**Directions:**
Check every line of the entries for "html", and copy the lines that hold it.

[Records from a collection]
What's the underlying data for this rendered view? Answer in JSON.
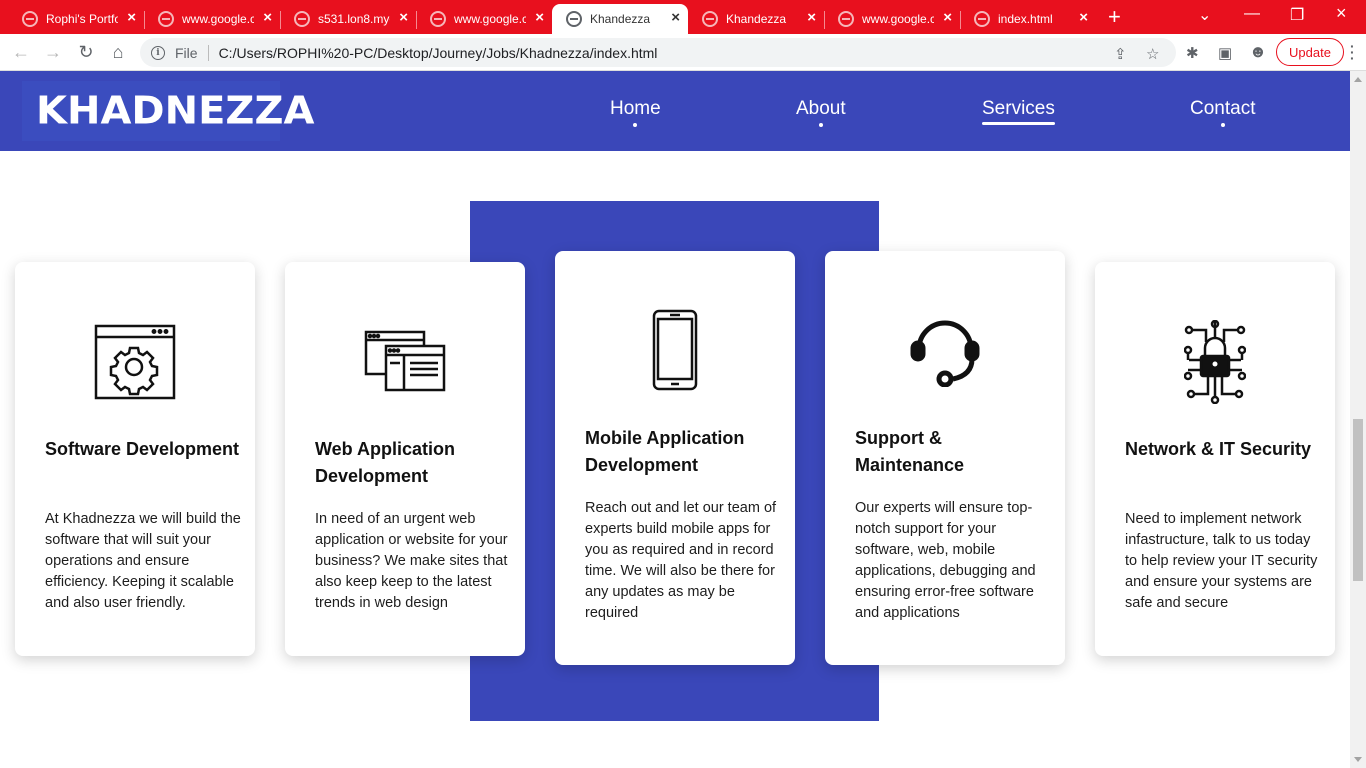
{
  "browser": {
    "tabs": [
      {
        "title": "Rophi's Portfo"
      },
      {
        "title": "www.google.c"
      },
      {
        "title": "s531.lon8.myd"
      },
      {
        "title": "www.google.c"
      },
      {
        "title": "Khandezza"
      },
      {
        "title": "Khandezza"
      },
      {
        "title": "www.google.c"
      },
      {
        "title": "index.html"
      }
    ],
    "omnibox": {
      "scheme_label": "File",
      "url": "C:/Users/ROPHI%20-PC/Desktop/Journey/Jobs/Khadnezza/index.html"
    },
    "update_label": "Update",
    "accent": "#e8101e"
  },
  "site": {
    "brand": "KHADNEZZA",
    "brand_color": "#3a47b9",
    "nav": [
      {
        "label": "Home"
      },
      {
        "label": "About"
      },
      {
        "label": "Services"
      },
      {
        "label": "Contact"
      }
    ],
    "active_nav": "Services"
  },
  "services": [
    {
      "icon": "software-settings-icon",
      "title": "Software Development",
      "text": "At Khadnezza we will build the software that will suit your operations and ensure efficiency. Keeping it scalable and also user friendly."
    },
    {
      "icon": "web-windows-icon",
      "title": "Web Application Development",
      "text": "In need of an urgent web application or website for your business? We make sites that also keep keep to the latest trends in web design"
    },
    {
      "icon": "smartphone-icon",
      "title": "Mobile Application Development",
      "text": "Reach out and let our team of experts build mobile apps for you as required and in record time. We will also be there for any updates as may be required"
    },
    {
      "icon": "headset-icon",
      "title": "Support & Maintenance",
      "text": "Our experts will ensure top-notch support for your software, web, mobile applications, debugging and ensuring error-free software and applications"
    },
    {
      "icon": "circuit-lock-icon",
      "title": "Network & IT Security",
      "text": "Need to implement network infastructure, talk to us today to help review your IT security and ensure your systems are safe and secure"
    }
  ]
}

**Response to this exercise:**
        "title": "index.html"
      "url": "C:/Users/ROPHI%20-PC/Desktop/Journey/Jobs/Khadnezza/index.html"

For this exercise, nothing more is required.